◆ **YOUR GOAL**: Count each line in which the word "label" appears. Reply with the total and nothing more.
-------- GIVEN INFORMATION --------
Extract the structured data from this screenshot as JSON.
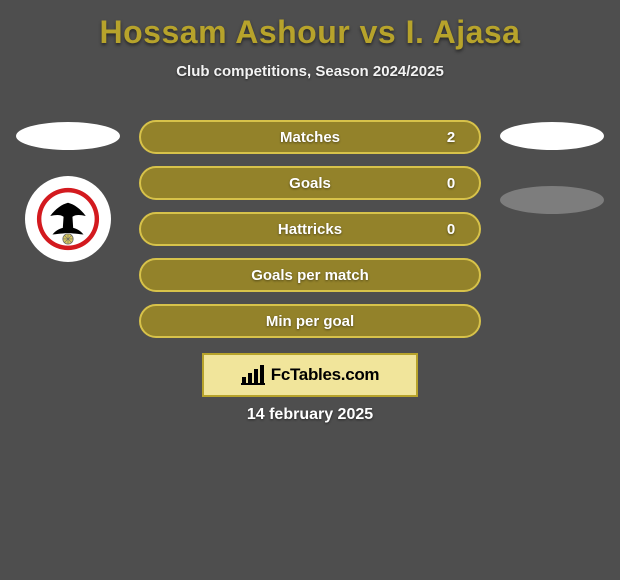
{
  "title": {
    "text": "Hossam Ashour vs I. Ajasa",
    "color": "#b7a32b"
  },
  "subtitle": "Club competitions, Season 2024/2025",
  "stats": {
    "pill_fill": "#93822a",
    "pill_border": "#d7c24a",
    "rows": [
      {
        "label": "Matches",
        "left": "",
        "right": "2",
        "with_values": true
      },
      {
        "label": "Goals",
        "left": "",
        "right": "0",
        "with_values": true
      },
      {
        "label": "Hattricks",
        "left": "",
        "right": "0",
        "with_values": true
      },
      {
        "label": "Goals per match",
        "left": "",
        "right": "",
        "with_values": false
      },
      {
        "label": "Min per goal",
        "left": "",
        "right": "",
        "with_values": false
      }
    ]
  },
  "left_column": {
    "ellipse_color": "#ffffff",
    "club_logo": {
      "bg": "#ffffff",
      "red": "#d31a1f",
      "bird": "#000000",
      "ball": "#6a6a6a",
      "ribbon": "#d8c75b"
    }
  },
  "right_column": {
    "ellipse1_color": "#ffffff",
    "ellipse2_color": "#7d7d7d"
  },
  "brand": {
    "text": "FcTables.com",
    "box_fill": "#f1e59b",
    "box_border": "#b7a32b",
    "icon_color": "#000000"
  },
  "date": "14 february 2025",
  "background_color": "#4e4e4e"
}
--------
◆ **THE COMPLETED TASK**: 5